Directions: Repeat exactly each line of the data provided below.

Provided entries:
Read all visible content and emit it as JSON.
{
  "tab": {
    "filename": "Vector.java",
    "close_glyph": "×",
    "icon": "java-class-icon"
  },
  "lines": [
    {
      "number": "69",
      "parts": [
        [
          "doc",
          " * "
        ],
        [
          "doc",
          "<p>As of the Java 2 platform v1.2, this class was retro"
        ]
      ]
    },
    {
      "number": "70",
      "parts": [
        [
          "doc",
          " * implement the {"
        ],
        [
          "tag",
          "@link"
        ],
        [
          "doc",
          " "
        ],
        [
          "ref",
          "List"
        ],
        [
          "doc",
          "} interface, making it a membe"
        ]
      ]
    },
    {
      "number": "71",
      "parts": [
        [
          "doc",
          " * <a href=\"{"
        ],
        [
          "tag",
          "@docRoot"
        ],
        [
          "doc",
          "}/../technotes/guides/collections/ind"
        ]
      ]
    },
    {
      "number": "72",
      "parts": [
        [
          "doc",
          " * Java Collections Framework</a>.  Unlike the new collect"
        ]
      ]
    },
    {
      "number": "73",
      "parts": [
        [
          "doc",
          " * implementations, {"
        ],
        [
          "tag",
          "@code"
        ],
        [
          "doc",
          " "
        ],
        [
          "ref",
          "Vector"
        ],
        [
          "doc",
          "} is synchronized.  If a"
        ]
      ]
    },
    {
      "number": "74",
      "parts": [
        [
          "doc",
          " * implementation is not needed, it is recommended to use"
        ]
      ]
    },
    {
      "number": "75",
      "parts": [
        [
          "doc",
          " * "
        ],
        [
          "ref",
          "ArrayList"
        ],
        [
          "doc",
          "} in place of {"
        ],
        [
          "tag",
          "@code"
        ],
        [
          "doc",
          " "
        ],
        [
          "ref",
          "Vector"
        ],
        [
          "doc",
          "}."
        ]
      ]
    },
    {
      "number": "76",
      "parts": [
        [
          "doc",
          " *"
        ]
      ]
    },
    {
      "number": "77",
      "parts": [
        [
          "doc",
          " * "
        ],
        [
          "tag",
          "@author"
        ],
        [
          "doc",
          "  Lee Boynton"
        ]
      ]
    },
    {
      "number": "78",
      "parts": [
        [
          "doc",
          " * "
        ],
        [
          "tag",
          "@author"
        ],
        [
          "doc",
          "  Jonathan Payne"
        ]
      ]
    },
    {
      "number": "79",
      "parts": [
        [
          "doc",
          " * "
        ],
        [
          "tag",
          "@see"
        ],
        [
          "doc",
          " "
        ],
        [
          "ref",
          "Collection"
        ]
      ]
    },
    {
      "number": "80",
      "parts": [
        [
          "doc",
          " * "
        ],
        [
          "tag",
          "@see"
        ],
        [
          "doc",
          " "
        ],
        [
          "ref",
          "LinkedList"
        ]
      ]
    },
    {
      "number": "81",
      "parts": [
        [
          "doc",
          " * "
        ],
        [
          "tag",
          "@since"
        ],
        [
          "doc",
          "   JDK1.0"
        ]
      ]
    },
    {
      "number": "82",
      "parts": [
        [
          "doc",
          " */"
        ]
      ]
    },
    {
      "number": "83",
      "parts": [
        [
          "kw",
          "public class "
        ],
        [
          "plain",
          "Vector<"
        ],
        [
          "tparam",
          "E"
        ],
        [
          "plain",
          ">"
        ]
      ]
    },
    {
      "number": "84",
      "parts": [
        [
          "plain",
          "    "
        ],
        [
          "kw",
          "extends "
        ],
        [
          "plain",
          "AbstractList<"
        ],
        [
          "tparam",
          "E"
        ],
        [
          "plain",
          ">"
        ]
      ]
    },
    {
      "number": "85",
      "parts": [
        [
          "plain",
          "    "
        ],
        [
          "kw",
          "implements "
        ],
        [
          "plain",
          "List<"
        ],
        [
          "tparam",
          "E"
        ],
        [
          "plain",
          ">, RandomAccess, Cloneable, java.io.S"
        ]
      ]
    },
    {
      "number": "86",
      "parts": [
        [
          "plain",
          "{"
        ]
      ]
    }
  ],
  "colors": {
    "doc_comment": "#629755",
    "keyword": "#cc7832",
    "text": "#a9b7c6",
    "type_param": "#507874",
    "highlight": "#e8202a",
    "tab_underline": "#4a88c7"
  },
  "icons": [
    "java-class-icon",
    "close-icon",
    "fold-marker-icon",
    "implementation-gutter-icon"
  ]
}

The result:
Read all visible content and emit it as JSON.
{
  "tab": {
    "filename": "Vector.java",
    "close_glyph": "×",
    "icon": "java-class-icon"
  },
  "lines": [
    {
      "number": "69",
      "parts": [
        [
          "doc",
          " * "
        ],
        [
          "doc",
          "<p>As of the Java 2 platform v1.2, this class was retro"
        ]
      ]
    },
    {
      "number": "70",
      "parts": [
        [
          "doc",
          " * implement the {"
        ],
        [
          "tag",
          "@link"
        ],
        [
          "doc",
          " "
        ],
        [
          "ref",
          "List"
        ],
        [
          "doc",
          "} interface, making it a membe"
        ]
      ]
    },
    {
      "number": "71",
      "parts": [
        [
          "doc",
          " * <a href=\"{"
        ],
        [
          "tag",
          "@docRoot"
        ],
        [
          "doc",
          "}/../technotes/guides/collections/ind"
        ]
      ]
    },
    {
      "number": "72",
      "parts": [
        [
          "doc",
          " * Java Collections Framework</a>.  Unlike the new collect"
        ]
      ]
    },
    {
      "number": "73",
      "parts": [
        [
          "doc",
          " * implementations, {"
        ],
        [
          "tag",
          "@code"
        ],
        [
          "doc",
          " "
        ],
        [
          "ref",
          "Vector"
        ],
        [
          "doc",
          "} is synchronized.  If a"
        ]
      ]
    },
    {
      "number": "74",
      "parts": [
        [
          "doc",
          " * implementation is not needed, it is recommended to use"
        ]
      ]
    },
    {
      "number": "75",
      "parts": [
        [
          "doc",
          " * "
        ],
        [
          "ref",
          "ArrayList"
        ],
        [
          "doc",
          "} in place of {"
        ],
        [
          "tag",
          "@code"
        ],
        [
          "doc",
          " "
        ],
        [
          "ref",
          "Vector"
        ],
        [
          "doc",
          "}."
        ]
      ]
    },
    {
      "number": "76",
      "parts": [
        [
          "doc",
          " *"
        ]
      ]
    },
    {
      "number": "77",
      "parts": [
        [
          "doc",
          " * "
        ],
        [
          "tag",
          "@author"
        ],
        [
          "doc",
          "  Lee Boynton"
        ]
      ]
    },
    {
      "number": "78",
      "parts": [
        [
          "doc",
          " * "
        ],
        [
          "tag",
          "@author"
        ],
        [
          "doc",
          "  Jonathan Payne"
        ]
      ]
    },
    {
      "number": "79",
      "parts": [
        [
          "doc",
          " * "
        ],
        [
          "tag",
          "@see"
        ],
        [
          "doc",
          " "
        ],
        [
          "ref",
          "Collection"
        ]
      ]
    },
    {
      "number": "80",
      "parts": [
        [
          "doc",
          " * "
        ],
        [
          "tag",
          "@see"
        ],
        [
          "doc",
          " "
        ],
        [
          "ref",
          "LinkedList"
        ]
      ]
    },
    {
      "number": "81",
      "parts": [
        [
          "doc",
          " * "
        ],
        [
          "tag",
          "@since"
        ],
        [
          "doc",
          "   JDK1.0"
        ]
      ]
    },
    {
      "number": "82",
      "parts": [
        [
          "doc",
          " */"
        ]
      ]
    },
    {
      "number": "83",
      "parts": [
        [
          "kw",
          "public class "
        ],
        [
          "plain",
          "Vector<"
        ],
        [
          "tparam",
          "E"
        ],
        [
          "plain",
          ">"
        ]
      ]
    },
    {
      "number": "84",
      "parts": [
        [
          "plain",
          "    "
        ],
        [
          "kw",
          "extends "
        ],
        [
          "plain",
          "AbstractList<"
        ],
        [
          "tparam",
          "E"
        ],
        [
          "plain",
          ">"
        ]
      ]
    },
    {
      "number": "85",
      "parts": [
        [
          "plain",
          "    "
        ],
        [
          "kw",
          "implements "
        ],
        [
          "plain",
          "List<"
        ],
        [
          "tparam",
          "E"
        ],
        [
          "plain",
          ">, RandomAccess, Cloneable, java.io.S"
        ]
      ]
    },
    {
      "number": "86",
      "parts": [
        [
          "plain",
          "{"
        ]
      ]
    }
  ],
  "colors": {
    "doc_comment": "#629755",
    "keyword": "#cc7832",
    "text": "#a9b7c6",
    "type_param": "#507874",
    "highlight": "#e8202a",
    "tab_underline": "#4a88c7"
  },
  "icons": [
    "java-class-icon",
    "close-icon",
    "fold-marker-icon",
    "implementation-gutter-icon"
  ]
}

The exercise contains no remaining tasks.